The request: Copy every one of the records below word for word, leaving out the pictures.

— START Stored data —

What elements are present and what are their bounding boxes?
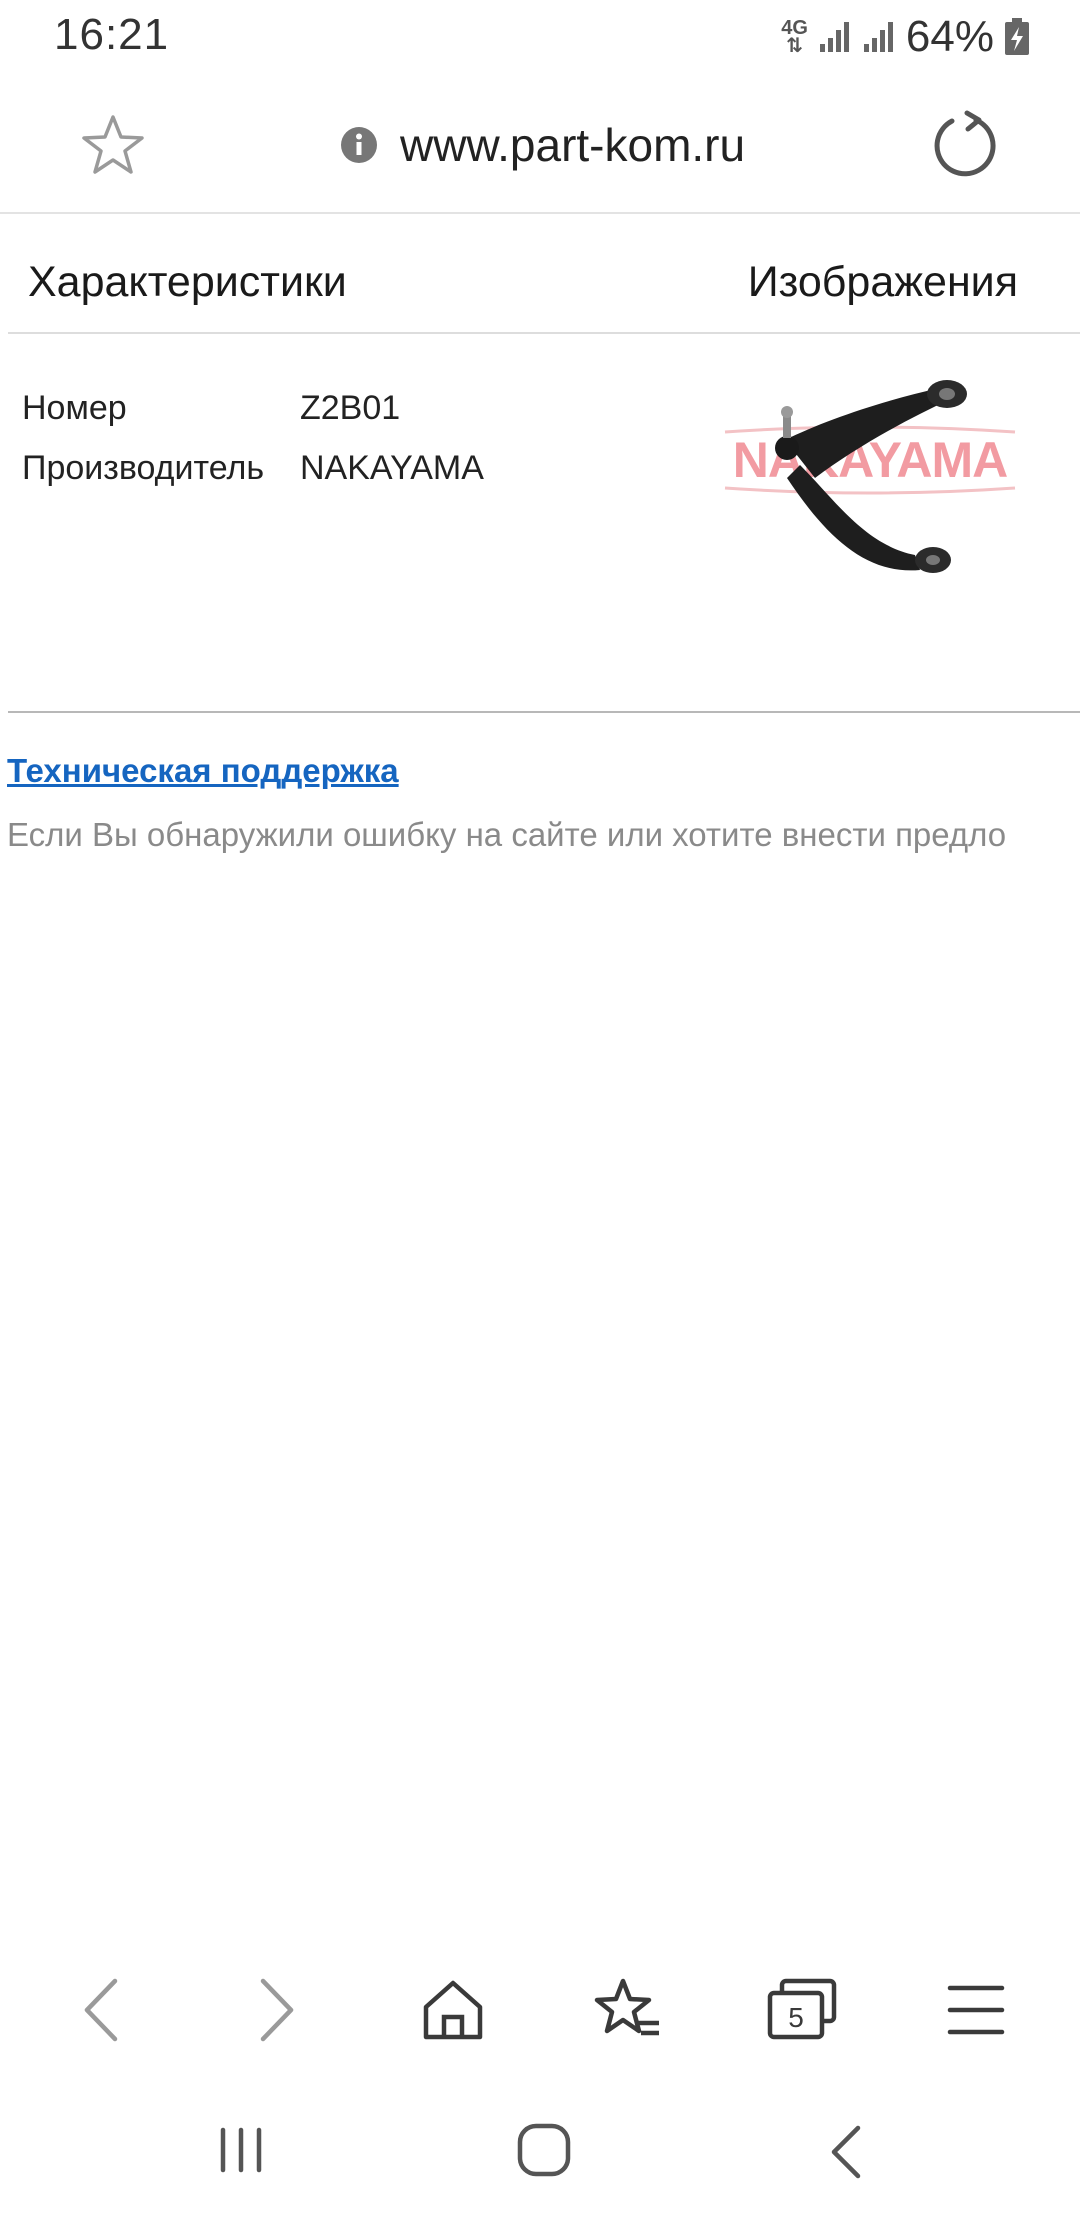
info-icon[interactable] [340, 126, 378, 164]
menu-button[interactable] [936, 1970, 1016, 2050]
reload-icon[interactable] [930, 108, 1002, 180]
battery-charging-icon [1005, 18, 1029, 55]
tabs-button[interactable]: 5 [762, 1970, 842, 2050]
status-indicators: 4G ⇅ 64% [781, 12, 1030, 62]
tab-characteristics[interactable]: Характеристики [28, 258, 347, 307]
spec-row-manufacturer: Производитель NAKAYAMA [22, 438, 484, 498]
spec-label: Номер [22, 388, 127, 427]
spec-value: Z2B01 [300, 388, 401, 427]
battery-level: 64% [905, 12, 994, 61]
support-text: Если Вы обнаружили ошибку на сайте или х… [7, 816, 1007, 853]
forward-icon [260, 1978, 294, 2042]
section-divider [8, 711, 1080, 713]
bookmarks-button[interactable] [588, 1970, 668, 2050]
bookmarks-icon [594, 1978, 659, 2036]
recents-icon[interactable] [215, 2124, 267, 2176]
tabs-icon: 5 [767, 1978, 837, 2040]
system-navigation [0, 2080, 1080, 2220]
forward-button[interactable] [236, 1970, 316, 2050]
address-field[interactable]: www.part-kom.ru [340, 110, 745, 180]
tab-count: 5 [788, 2002, 804, 2033]
tab-images[interactable]: Изображения [748, 258, 1018, 307]
back-icon [84, 1978, 118, 2042]
home-icon [423, 1980, 483, 2040]
spec-row-number: Номер Z2B01 [22, 378, 484, 438]
back-button[interactable] [62, 1970, 142, 2050]
signal-icon-2 [863, 22, 893, 52]
spec-label: Производитель [22, 448, 265, 487]
signal-icon [819, 22, 849, 52]
tabs-row: Характеристики Изображения [8, 216, 1080, 334]
product-image[interactable]: NAKAYAMA [715, 370, 1025, 590]
status-time: 16:21 [54, 10, 170, 59]
spec-value: NAKAYAMA [300, 448, 484, 487]
network-type-icon: 4G ⇅ [781, 17, 808, 57]
menu-icon [947, 1985, 1005, 2035]
browser-toolbar: 5 [0, 1940, 1080, 2070]
home-button[interactable] [413, 1970, 493, 2050]
url-text[interactable]: www.part-kom.ru [400, 118, 745, 172]
specs-table: Номер Z2B01 Производитель NAKAYAMA [22, 378, 484, 498]
system-back-icon[interactable] [826, 2124, 866, 2180]
star-icon[interactable] [80, 112, 146, 178]
status-bar: 16:21 4G ⇅ 64% [0, 0, 1080, 72]
home-circle-icon[interactable] [516, 2122, 572, 2178]
url-bar: www.part-kom.ru [0, 72, 1080, 214]
support-link[interactable]: Техническая поддержка [7, 752, 399, 790]
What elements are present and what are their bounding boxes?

— END Stored data —

Response:
What elements are present and what are their bounding boxes?
info-icon[interactable] [340, 126, 378, 164]
menu-button[interactable] [936, 1970, 1016, 2050]
reload-icon[interactable] [930, 108, 1002, 180]
battery-charging-icon [1005, 18, 1029, 55]
tabs-button[interactable]: 5 [762, 1970, 842, 2050]
status-indicators: 4G ⇅ 64% [781, 12, 1030, 62]
tab-characteristics[interactable]: Характеристики [28, 258, 347, 307]
spec-row-manufacturer: Производитель NAKAYAMA [22, 438, 484, 498]
spec-label: Номер [22, 388, 127, 427]
spec-value: Z2B01 [300, 388, 401, 427]
battery-level: 64% [905, 12, 994, 61]
support-text: Если Вы обнаружили ошибку на сайте или х… [7, 816, 1007, 853]
forward-icon [260, 1978, 294, 2042]
section-divider [8, 711, 1080, 713]
bookmarks-button[interactable] [588, 1970, 668, 2050]
bookmarks-icon [594, 1978, 659, 2036]
recents-icon[interactable] [215, 2124, 267, 2176]
tabs-icon: 5 [767, 1978, 837, 2040]
system-navigation [0, 2080, 1080, 2220]
forward-button[interactable] [236, 1970, 316, 2050]
address-field[interactable]: www.part-kom.ru [340, 110, 745, 180]
tab-count: 5 [788, 2002, 804, 2033]
tab-images[interactable]: Изображения [748, 258, 1018, 307]
back-icon [84, 1978, 118, 2042]
home-icon [423, 1980, 483, 2040]
spec-row-number: Номер Z2B01 [22, 378, 484, 438]
back-button[interactable] [62, 1970, 142, 2050]
signal-icon-2 [863, 22, 893, 52]
spec-label: Производитель [22, 448, 265, 487]
signal-icon [819, 22, 849, 52]
tabs-row: Характеристики Изображения [8, 216, 1080, 334]
product-image[interactable]: NAKAYAMA [715, 370, 1025, 590]
status-time: 16:21 [54, 10, 170, 59]
spec-value: NAKAYAMA [300, 448, 484, 487]
network-type-icon: 4G ⇅ [781, 17, 808, 57]
menu-icon [947, 1985, 1005, 2035]
browser-toolbar: 5 [0, 1940, 1080, 2070]
home-button[interactable] [413, 1970, 493, 2050]
url-text[interactable]: www.part-kom.ru [400, 118, 745, 172]
specs-table: Номер Z2B01 Производитель NAKAYAMA [22, 378, 484, 498]
system-back-icon[interactable] [826, 2124, 866, 2180]
star-icon[interactable] [80, 112, 146, 178]
status-bar: 16:21 4G ⇅ 64% [0, 0, 1080, 72]
home-circle-icon[interactable] [516, 2122, 572, 2178]
url-bar: www.part-kom.ru [0, 72, 1080, 214]
support-link[interactable]: Техническая поддержка [7, 752, 399, 790]
What elements are present and what are their bounding boxes?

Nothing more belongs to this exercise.